- _Material to process_
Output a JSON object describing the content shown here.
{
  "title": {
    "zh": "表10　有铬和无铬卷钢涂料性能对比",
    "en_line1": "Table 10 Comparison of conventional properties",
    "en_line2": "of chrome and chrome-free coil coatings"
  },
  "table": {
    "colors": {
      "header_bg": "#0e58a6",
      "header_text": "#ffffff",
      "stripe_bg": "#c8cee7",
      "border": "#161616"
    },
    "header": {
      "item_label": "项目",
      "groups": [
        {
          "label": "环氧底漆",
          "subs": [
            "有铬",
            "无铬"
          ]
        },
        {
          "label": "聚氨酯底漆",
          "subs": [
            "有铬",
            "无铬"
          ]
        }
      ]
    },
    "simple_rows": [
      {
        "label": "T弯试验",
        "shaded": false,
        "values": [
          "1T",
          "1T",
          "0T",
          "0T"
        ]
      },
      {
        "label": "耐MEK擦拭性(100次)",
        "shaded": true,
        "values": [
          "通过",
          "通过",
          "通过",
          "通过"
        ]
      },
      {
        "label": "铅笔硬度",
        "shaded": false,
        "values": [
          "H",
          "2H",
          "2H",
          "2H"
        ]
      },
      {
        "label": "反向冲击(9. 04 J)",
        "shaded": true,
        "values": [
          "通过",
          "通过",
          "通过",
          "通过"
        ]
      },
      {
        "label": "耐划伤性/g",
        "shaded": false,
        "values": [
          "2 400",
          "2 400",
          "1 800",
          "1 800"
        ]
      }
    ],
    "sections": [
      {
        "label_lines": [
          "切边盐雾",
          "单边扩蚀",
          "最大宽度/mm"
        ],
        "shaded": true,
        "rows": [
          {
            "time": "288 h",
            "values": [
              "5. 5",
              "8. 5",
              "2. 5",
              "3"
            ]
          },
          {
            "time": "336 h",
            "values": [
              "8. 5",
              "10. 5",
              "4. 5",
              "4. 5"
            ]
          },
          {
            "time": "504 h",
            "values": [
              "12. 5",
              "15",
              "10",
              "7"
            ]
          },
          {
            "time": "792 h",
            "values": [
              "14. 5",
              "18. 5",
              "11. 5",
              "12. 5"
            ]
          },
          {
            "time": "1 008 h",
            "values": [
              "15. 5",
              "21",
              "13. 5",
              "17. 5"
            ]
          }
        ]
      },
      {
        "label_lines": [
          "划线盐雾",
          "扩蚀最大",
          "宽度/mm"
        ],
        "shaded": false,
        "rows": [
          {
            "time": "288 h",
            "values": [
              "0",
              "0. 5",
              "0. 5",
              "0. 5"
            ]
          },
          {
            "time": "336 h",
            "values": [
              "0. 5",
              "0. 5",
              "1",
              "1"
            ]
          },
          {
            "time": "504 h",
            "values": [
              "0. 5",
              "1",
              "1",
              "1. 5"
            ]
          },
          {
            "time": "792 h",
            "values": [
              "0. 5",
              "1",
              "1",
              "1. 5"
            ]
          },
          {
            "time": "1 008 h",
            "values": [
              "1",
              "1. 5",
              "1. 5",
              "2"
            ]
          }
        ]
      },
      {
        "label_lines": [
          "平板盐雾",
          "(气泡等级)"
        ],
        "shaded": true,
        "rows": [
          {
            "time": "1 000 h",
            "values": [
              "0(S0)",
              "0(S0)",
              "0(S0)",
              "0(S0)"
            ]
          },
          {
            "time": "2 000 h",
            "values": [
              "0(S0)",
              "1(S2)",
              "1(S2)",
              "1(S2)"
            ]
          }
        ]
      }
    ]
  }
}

- _What you should do_
Return all of the entries word for word.

- _Correct answer_
Output a JSON object describing the content shown here.
{
  "title": {
    "zh": "表10　有铬和无铬卷钢涂料性能对比",
    "en_line1": "Table 10 Comparison of conventional properties",
    "en_line2": "of chrome and chrome-free coil coatings"
  },
  "table": {
    "colors": {
      "header_bg": "#0e58a6",
      "header_text": "#ffffff",
      "stripe_bg": "#c8cee7",
      "border": "#161616"
    },
    "header": {
      "item_label": "项目",
      "groups": [
        {
          "label": "环氧底漆",
          "subs": [
            "有铬",
            "无铬"
          ]
        },
        {
          "label": "聚氨酯底漆",
          "subs": [
            "有铬",
            "无铬"
          ]
        }
      ]
    },
    "simple_rows": [
      {
        "label": "T弯试验",
        "shaded": false,
        "values": [
          "1T",
          "1T",
          "0T",
          "0T"
        ]
      },
      {
        "label": "耐MEK擦拭性(100次)",
        "shaded": true,
        "values": [
          "通过",
          "通过",
          "通过",
          "通过"
        ]
      },
      {
        "label": "铅笔硬度",
        "shaded": false,
        "values": [
          "H",
          "2H",
          "2H",
          "2H"
        ]
      },
      {
        "label": "反向冲击(9. 04 J)",
        "shaded": true,
        "values": [
          "通过",
          "通过",
          "通过",
          "通过"
        ]
      },
      {
        "label": "耐划伤性/g",
        "shaded": false,
        "values": [
          "2 400",
          "2 400",
          "1 800",
          "1 800"
        ]
      }
    ],
    "sections": [
      {
        "label_lines": [
          "切边盐雾",
          "单边扩蚀",
          "最大宽度/mm"
        ],
        "shaded": true,
        "rows": [
          {
            "time": "288 h",
            "values": [
              "5. 5",
              "8. 5",
              "2. 5",
              "3"
            ]
          },
          {
            "time": "336 h",
            "values": [
              "8. 5",
              "10. 5",
              "4. 5",
              "4. 5"
            ]
          },
          {
            "time": "504 h",
            "values": [
              "12. 5",
              "15",
              "10",
              "7"
            ]
          },
          {
            "time": "792 h",
            "values": [
              "14. 5",
              "18. 5",
              "11. 5",
              "12. 5"
            ]
          },
          {
            "time": "1 008 h",
            "values": [
              "15. 5",
              "21",
              "13. 5",
              "17. 5"
            ]
          }
        ]
      },
      {
        "label_lines": [
          "划线盐雾",
          "扩蚀最大",
          "宽度/mm"
        ],
        "shaded": false,
        "rows": [
          {
            "time": "288 h",
            "values": [
              "0",
              "0. 5",
              "0. 5",
              "0. 5"
            ]
          },
          {
            "time": "336 h",
            "values": [
              "0. 5",
              "0. 5",
              "1",
              "1"
            ]
          },
          {
            "time": "504 h",
            "values": [
              "0. 5",
              "1",
              "1",
              "1. 5"
            ]
          },
          {
            "time": "792 h",
            "values": [
              "0. 5",
              "1",
              "1",
              "1. 5"
            ]
          },
          {
            "time": "1 008 h",
            "values": [
              "1",
              "1. 5",
              "1. 5",
              "2"
            ]
          }
        ]
      },
      {
        "label_lines": [
          "平板盐雾",
          "(气泡等级)"
        ],
        "shaded": true,
        "rows": [
          {
            "time": "1 000 h",
            "values": [
              "0(S0)",
              "0(S0)",
              "0(S0)",
              "0(S0)"
            ]
          },
          {
            "time": "2 000 h",
            "values": [
              "0(S0)",
              "1(S2)",
              "1(S2)",
              "1(S2)"
            ]
          }
        ]
      }
    ]
  }
}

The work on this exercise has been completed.